> **What you are asked to do**
Scan the lines below for the string "this" and copy every one that has it.

> **The input**
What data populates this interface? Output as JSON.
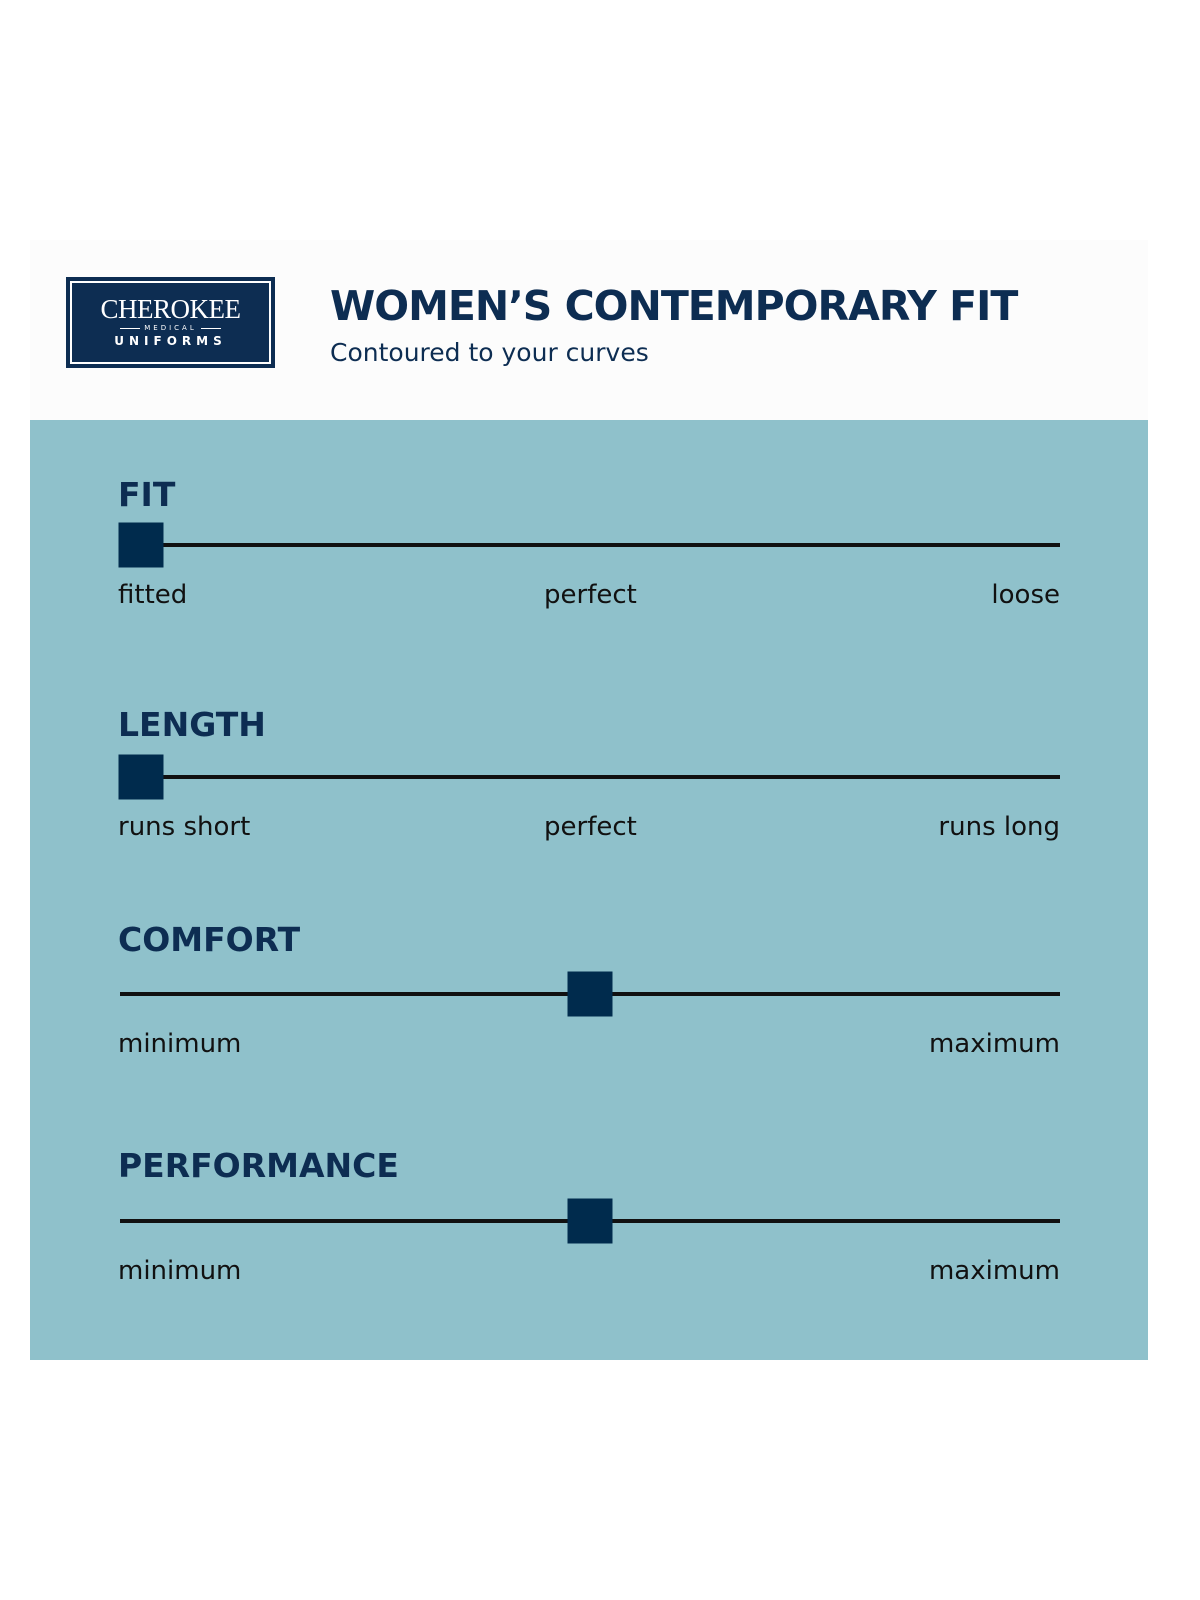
{
  "logo": {
    "brand": "CHEROKEE",
    "sub": "MEDICAL",
    "line2": "UNIFORMS"
  },
  "header": {
    "title": "WOMEN’S CONTEMPORARY FIT",
    "subtitle": "Contoured to your curves"
  },
  "colors": {
    "panel": "#8fc1cb",
    "navy": "#002b4d",
    "track": "#111111"
  },
  "metrics": [
    {
      "label": "FIT",
      "value": 0,
      "ends": [
        "fitted",
        "perfect",
        "loose"
      ]
    },
    {
      "label": "LENGTH",
      "value": 0,
      "ends": [
        "runs short",
        "perfect",
        "runs long"
      ]
    },
    {
      "label": "COMFORT",
      "value": 0.5,
      "ends": [
        "minimum",
        "maximum"
      ]
    },
    {
      "label": "PERFORMANCE",
      "value": 0.5,
      "ends": [
        "minimum",
        "maximum"
      ]
    }
  ]
}
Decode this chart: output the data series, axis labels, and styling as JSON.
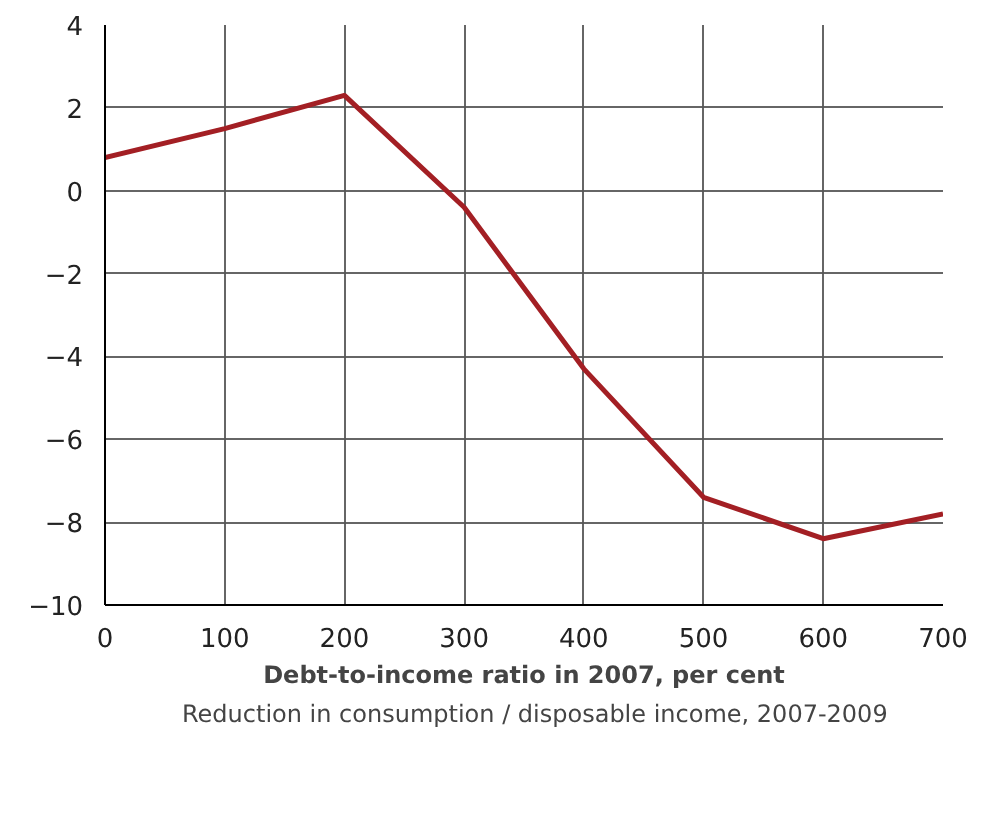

> **The result**
What data populates this interface? Output as JSON.
Decode this chart: output the data series, axis labels, and styling as JSON.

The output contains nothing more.